REQUIREMENT: Using the data below, determine the number of lines that include the string "наименование". Write only that number.

DATASET CONTENT:
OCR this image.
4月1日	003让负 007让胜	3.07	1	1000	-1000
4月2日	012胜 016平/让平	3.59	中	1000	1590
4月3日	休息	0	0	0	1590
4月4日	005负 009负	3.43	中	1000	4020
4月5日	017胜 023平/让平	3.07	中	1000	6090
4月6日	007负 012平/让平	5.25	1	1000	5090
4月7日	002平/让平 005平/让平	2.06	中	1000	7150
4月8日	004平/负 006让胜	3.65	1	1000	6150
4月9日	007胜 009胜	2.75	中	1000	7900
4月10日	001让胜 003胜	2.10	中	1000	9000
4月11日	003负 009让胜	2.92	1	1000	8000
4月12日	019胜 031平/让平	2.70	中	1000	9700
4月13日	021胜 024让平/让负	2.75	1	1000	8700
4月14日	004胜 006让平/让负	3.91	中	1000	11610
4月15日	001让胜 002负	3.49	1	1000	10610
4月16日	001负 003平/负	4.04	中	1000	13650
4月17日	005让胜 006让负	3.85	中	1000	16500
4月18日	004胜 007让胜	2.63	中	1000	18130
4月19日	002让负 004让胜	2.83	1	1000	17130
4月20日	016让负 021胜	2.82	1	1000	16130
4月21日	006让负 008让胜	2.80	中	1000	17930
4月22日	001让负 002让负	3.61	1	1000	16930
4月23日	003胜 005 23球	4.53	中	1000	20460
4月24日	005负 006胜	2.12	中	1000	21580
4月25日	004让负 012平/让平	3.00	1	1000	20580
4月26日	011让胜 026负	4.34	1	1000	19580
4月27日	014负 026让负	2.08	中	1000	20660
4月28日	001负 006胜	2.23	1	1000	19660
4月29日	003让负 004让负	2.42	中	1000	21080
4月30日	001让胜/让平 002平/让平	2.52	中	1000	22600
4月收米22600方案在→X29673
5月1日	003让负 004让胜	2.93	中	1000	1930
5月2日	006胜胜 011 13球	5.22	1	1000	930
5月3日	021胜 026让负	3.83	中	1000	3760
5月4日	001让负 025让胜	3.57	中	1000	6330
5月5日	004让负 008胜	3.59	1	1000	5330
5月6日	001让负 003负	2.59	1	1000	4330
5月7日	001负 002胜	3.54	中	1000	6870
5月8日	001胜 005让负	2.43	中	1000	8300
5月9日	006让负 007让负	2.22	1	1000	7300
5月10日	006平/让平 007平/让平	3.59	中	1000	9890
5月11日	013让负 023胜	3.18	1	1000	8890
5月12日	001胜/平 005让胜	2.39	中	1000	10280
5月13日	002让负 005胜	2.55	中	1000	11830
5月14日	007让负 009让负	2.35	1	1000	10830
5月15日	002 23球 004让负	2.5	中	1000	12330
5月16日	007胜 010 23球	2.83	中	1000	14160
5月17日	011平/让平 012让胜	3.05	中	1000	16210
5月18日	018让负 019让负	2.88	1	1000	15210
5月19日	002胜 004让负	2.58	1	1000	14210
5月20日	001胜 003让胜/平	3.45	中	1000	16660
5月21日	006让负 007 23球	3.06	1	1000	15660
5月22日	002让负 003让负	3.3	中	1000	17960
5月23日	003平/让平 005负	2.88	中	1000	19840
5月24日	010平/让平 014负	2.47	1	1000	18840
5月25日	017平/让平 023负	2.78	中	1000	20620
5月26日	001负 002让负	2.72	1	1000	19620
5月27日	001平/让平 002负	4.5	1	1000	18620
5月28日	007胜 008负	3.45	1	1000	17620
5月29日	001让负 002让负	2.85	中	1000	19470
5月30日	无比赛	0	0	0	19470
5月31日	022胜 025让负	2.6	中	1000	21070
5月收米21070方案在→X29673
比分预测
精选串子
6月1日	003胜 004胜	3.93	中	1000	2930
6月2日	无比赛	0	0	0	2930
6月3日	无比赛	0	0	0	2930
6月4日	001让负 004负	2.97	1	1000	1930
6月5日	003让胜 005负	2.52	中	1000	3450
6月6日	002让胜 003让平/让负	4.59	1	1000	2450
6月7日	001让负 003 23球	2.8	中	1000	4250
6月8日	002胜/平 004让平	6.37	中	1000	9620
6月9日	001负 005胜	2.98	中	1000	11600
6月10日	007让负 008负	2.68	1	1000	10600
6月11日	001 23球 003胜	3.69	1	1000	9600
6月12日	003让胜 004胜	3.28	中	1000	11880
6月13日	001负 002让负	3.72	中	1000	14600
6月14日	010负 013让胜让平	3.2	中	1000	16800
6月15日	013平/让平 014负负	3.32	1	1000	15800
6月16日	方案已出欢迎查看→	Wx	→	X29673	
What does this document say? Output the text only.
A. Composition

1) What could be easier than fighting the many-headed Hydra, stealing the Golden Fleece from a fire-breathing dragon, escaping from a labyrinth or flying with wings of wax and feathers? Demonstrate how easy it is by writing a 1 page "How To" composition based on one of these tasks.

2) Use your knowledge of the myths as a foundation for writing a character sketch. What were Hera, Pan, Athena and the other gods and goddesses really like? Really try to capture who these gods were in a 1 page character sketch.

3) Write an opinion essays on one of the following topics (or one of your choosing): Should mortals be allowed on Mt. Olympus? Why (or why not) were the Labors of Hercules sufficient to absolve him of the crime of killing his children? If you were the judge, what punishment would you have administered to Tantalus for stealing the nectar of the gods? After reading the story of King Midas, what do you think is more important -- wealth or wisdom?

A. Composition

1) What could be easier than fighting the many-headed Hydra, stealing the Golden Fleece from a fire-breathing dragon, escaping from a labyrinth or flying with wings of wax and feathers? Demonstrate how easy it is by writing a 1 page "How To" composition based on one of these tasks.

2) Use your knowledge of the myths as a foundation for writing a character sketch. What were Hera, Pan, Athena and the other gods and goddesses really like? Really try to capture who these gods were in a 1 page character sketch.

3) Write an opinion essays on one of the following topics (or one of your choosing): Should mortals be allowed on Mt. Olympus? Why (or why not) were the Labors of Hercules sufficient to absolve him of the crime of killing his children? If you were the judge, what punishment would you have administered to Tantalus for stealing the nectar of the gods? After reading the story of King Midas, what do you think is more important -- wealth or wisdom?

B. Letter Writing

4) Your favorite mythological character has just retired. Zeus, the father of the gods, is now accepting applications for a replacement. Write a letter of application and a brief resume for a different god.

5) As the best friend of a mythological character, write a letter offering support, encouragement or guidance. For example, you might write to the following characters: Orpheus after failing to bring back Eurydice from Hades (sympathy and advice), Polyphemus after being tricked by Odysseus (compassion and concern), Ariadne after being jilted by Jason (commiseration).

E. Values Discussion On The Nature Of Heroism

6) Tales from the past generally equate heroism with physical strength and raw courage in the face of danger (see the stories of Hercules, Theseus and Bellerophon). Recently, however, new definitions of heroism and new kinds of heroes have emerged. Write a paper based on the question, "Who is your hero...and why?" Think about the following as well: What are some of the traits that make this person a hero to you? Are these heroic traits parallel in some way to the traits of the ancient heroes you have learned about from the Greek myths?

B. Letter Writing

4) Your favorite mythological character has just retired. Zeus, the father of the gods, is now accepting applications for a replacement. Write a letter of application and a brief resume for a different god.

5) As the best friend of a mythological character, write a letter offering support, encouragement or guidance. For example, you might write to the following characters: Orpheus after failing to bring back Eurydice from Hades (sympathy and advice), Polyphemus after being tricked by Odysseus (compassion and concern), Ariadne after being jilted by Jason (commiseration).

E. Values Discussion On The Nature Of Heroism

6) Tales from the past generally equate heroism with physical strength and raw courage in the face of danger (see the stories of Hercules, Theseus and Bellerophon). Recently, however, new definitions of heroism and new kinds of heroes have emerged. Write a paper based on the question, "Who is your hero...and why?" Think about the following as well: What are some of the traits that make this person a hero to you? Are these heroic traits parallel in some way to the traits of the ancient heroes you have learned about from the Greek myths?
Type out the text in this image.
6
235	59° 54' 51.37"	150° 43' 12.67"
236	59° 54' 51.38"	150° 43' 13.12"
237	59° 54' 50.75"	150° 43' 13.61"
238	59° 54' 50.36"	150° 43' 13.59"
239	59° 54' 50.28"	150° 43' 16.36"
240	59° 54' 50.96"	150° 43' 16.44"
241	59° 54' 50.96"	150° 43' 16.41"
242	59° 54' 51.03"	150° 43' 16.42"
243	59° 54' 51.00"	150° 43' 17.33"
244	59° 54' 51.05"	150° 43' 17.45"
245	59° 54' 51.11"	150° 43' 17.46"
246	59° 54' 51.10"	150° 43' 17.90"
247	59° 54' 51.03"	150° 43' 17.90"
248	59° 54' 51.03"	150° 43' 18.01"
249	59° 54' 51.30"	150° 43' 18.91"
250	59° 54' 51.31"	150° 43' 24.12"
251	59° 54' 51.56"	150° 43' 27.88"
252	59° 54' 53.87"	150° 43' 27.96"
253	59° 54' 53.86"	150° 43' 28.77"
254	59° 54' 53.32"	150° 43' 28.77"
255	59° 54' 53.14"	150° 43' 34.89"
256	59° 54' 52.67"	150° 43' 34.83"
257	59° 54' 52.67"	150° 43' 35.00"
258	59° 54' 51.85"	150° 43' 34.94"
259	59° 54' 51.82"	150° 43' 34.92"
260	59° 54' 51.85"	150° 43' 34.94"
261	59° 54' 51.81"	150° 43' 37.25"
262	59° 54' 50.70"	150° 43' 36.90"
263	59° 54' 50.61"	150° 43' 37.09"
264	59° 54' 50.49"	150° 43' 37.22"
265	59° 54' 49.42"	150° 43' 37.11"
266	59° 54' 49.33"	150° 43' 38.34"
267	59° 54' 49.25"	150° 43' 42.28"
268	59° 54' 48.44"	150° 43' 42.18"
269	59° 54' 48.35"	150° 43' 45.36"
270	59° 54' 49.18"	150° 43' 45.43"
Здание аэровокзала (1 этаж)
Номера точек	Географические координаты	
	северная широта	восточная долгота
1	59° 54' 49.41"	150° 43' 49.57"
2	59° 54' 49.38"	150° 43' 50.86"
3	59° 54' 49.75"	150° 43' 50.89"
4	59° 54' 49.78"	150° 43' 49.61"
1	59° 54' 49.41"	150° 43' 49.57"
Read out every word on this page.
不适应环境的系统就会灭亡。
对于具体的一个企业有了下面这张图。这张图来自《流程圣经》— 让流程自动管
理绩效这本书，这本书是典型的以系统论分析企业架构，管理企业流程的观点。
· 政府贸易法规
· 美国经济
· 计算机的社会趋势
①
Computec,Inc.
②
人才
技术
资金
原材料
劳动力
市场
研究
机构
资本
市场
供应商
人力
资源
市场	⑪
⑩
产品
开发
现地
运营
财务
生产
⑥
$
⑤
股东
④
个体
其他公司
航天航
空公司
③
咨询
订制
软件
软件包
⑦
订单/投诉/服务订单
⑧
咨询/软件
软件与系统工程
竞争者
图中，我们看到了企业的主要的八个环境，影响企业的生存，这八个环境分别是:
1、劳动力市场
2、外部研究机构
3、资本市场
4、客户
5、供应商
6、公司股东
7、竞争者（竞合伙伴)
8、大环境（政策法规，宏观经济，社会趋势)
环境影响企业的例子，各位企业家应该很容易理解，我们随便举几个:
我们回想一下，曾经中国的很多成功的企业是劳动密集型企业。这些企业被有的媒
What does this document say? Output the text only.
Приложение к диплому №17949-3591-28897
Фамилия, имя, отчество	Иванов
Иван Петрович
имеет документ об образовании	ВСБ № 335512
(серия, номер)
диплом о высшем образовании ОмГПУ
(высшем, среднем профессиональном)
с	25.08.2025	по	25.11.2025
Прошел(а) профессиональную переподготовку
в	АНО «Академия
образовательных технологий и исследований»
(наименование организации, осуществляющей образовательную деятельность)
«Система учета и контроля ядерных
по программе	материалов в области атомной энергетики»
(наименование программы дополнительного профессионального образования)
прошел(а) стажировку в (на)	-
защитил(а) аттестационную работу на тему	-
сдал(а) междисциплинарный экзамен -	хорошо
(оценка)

THE SOLUTION: 2